▶ **Data excerpts**:
····················

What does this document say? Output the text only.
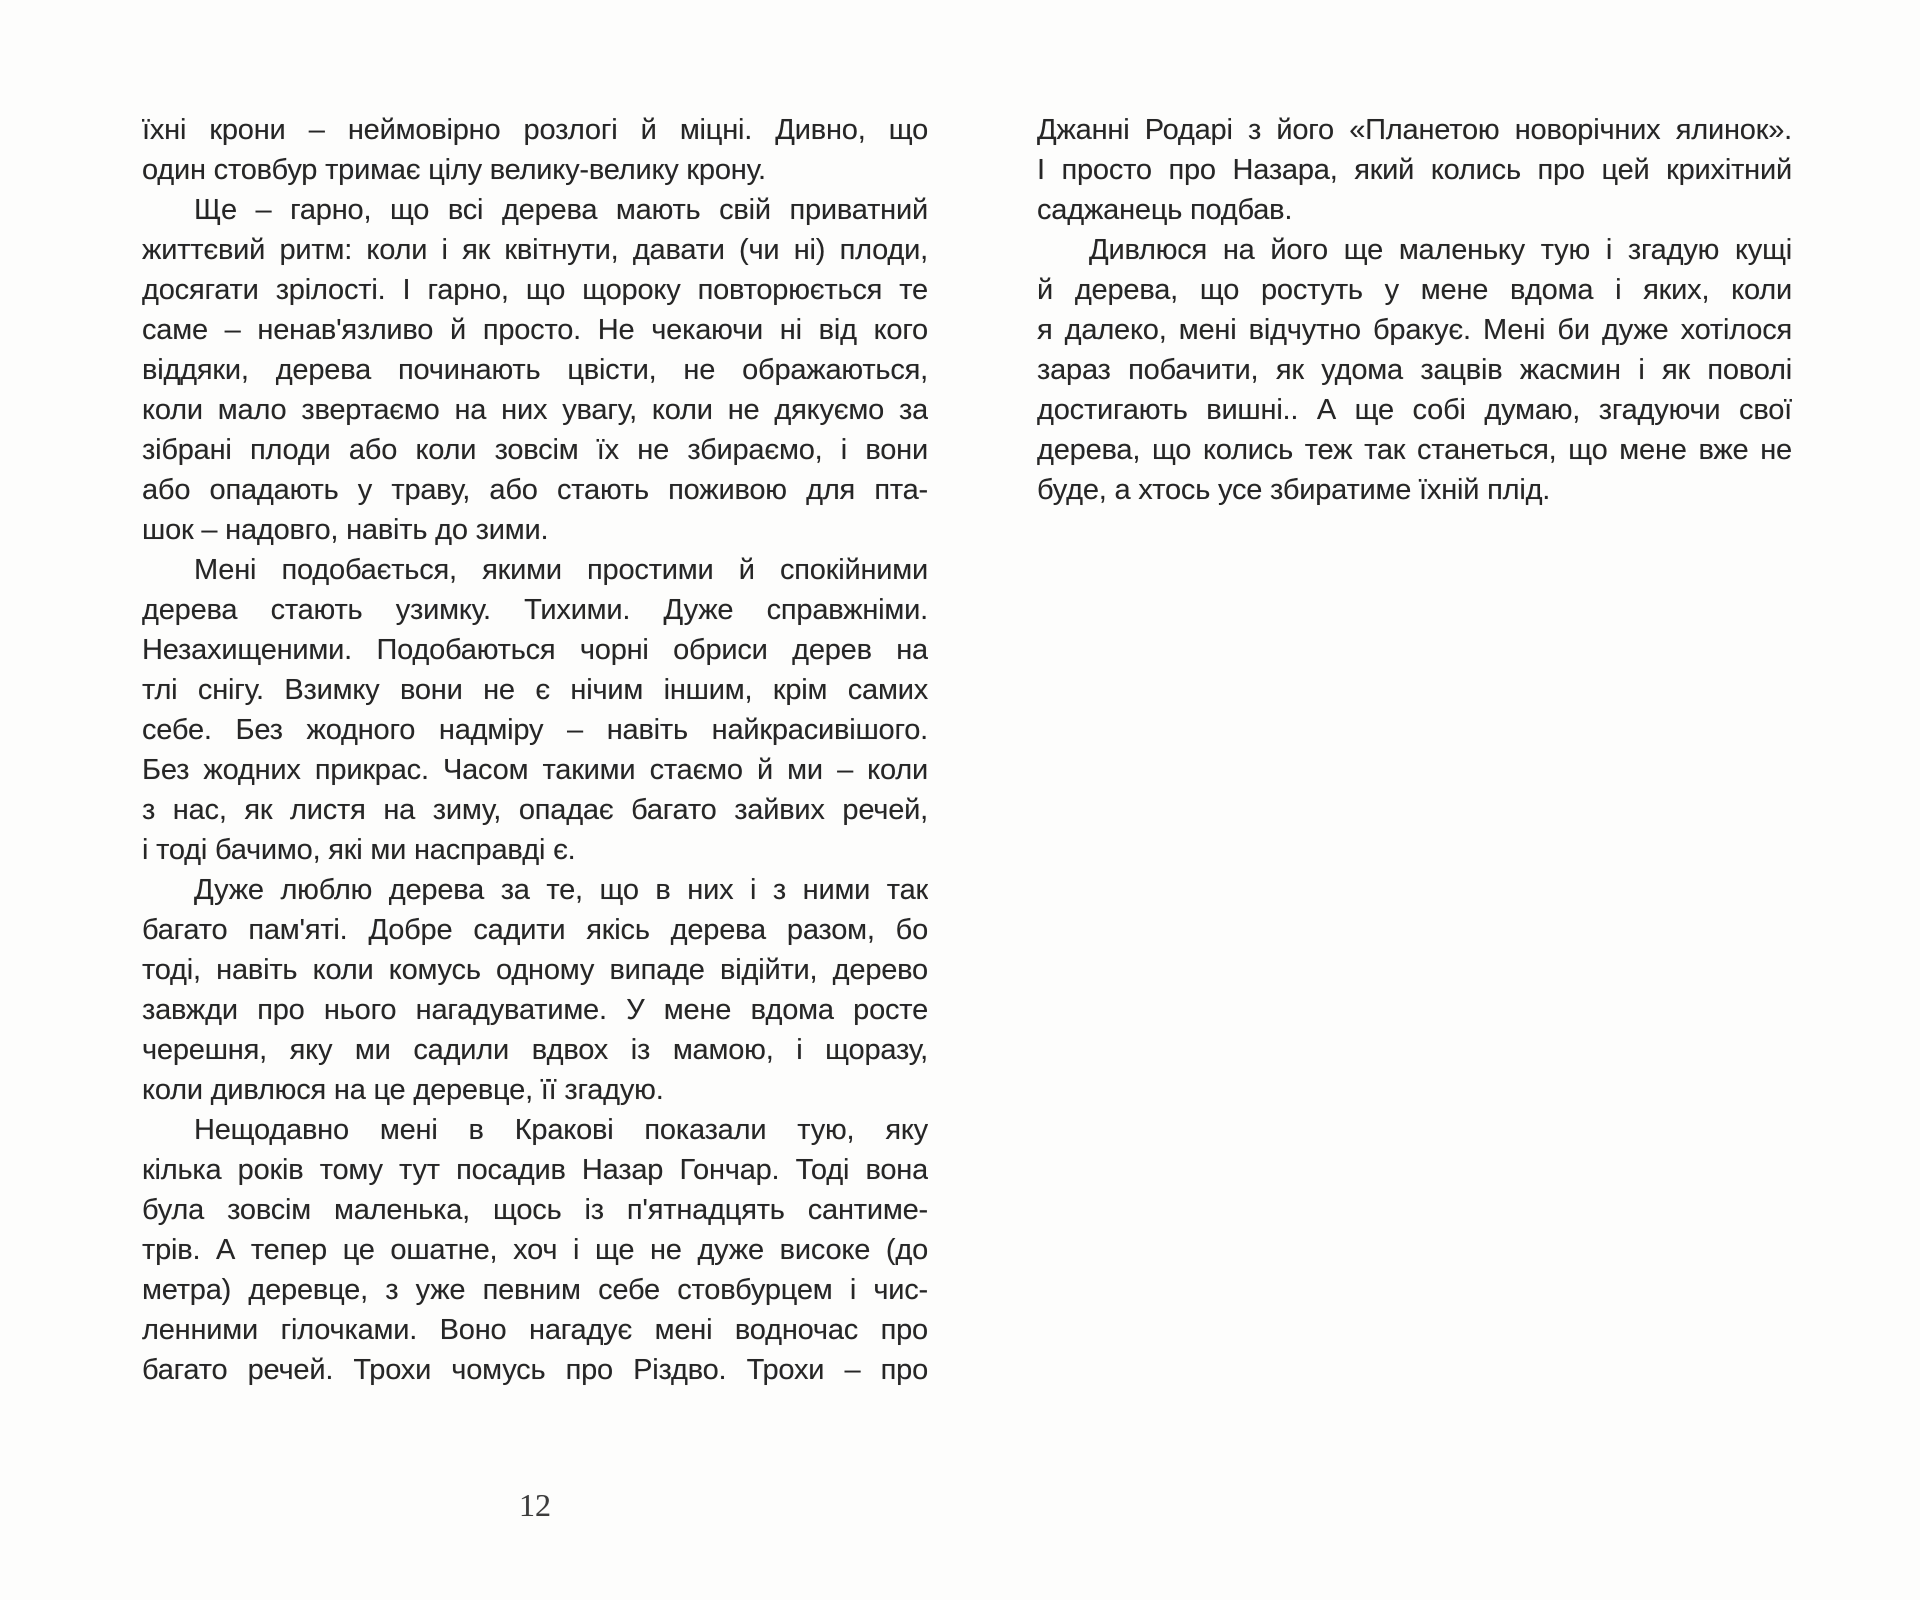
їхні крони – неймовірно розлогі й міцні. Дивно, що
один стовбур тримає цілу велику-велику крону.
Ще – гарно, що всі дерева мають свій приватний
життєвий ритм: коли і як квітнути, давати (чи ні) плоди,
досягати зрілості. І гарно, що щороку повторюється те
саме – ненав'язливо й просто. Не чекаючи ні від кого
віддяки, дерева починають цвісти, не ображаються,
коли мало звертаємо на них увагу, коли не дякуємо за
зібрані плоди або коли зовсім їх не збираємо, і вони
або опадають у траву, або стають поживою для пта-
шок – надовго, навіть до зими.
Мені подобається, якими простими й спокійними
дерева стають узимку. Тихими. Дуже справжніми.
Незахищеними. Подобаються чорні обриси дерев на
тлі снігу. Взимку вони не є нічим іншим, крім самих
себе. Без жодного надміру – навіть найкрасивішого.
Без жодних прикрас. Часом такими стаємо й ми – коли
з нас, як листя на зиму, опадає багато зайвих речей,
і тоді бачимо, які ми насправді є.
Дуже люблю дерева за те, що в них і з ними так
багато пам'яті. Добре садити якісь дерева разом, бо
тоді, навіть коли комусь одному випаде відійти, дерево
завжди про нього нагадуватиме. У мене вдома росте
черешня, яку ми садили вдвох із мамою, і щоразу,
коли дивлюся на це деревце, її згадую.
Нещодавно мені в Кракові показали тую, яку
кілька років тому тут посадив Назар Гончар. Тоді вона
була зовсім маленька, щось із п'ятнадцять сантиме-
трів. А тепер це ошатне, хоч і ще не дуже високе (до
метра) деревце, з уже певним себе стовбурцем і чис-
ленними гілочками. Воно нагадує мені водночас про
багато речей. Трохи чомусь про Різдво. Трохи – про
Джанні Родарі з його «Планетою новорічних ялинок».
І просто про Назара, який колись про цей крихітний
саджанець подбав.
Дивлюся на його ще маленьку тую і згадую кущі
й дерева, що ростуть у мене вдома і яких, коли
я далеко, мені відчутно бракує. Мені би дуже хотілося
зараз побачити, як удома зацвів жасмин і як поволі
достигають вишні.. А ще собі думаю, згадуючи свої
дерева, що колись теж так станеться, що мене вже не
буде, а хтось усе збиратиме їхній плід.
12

····················

Skipping the pictures, transcribe each line above exactly as it appears.

What does this document say? Output the text only.
їхні крони – неймовірно розлогі й міцні. Дивно, що
один стовбур тримає цілу велику-велику крону.
Ще – гарно, що всі дерева мають свій приватний
життєвий ритм: коли і як квітнути, давати (чи ні) плоди,
досягати зрілості. І гарно, що щороку повторюється те
саме – ненав'язливо й просто. Не чекаючи ні від кого
віддяки, дерева починають цвісти, не ображаються,
коли мало звертаємо на них увагу, коли не дякуємо за
зібрані плоди або коли зовсім їх не збираємо, і вони
або опадають у траву, або стають поживою для пта-
шок – надовго, навіть до зими.
Мені подобається, якими простими й спокійними
дерева стають узимку. Тихими. Дуже справжніми.
Незахищеними. Подобаються чорні обриси дерев на
тлі снігу. Взимку вони не є нічим іншим, крім самих
себе. Без жодного надміру – навіть найкрасивішого.
Без жодних прикрас. Часом такими стаємо й ми – коли
з нас, як листя на зиму, опадає багато зайвих речей,
і тоді бачимо, які ми насправді є.
Дуже люблю дерева за те, що в них і з ними так
багато пам'яті. Добре садити якісь дерева разом, бо
тоді, навіть коли комусь одному випаде відійти, дерево
завжди про нього нагадуватиме. У мене вдома росте
черешня, яку ми садили вдвох із мамою, і щоразу,
коли дивлюся на це деревце, її згадую.
Нещодавно мені в Кракові показали тую, яку
кілька років тому тут посадив Назар Гончар. Тоді вона
була зовсім маленька, щось із п'ятнадцять сантиме-
трів. А тепер це ошатне, хоч і ще не дуже високе (до
метра) деревце, з уже певним себе стовбурцем і чис-
ленними гілочками. Воно нагадує мені водночас про
багато речей. Трохи чомусь про Різдво. Трохи – про
Джанні Родарі з його «Планетою новорічних ялинок».
І просто про Назара, який колись про цей крихітний
саджанець подбав.
Дивлюся на його ще маленьку тую і згадую кущі
й дерева, що ростуть у мене вдома і яких, коли
я далеко, мені відчутно бракує. Мені би дуже хотілося
зараз побачити, як удома зацвів жасмин і як поволі
достигають вишні.. А ще собі думаю, згадуючи свої
дерева, що колись теж так станеться, що мене вже не
буде, а хтось усе збиратиме їхній плід.
12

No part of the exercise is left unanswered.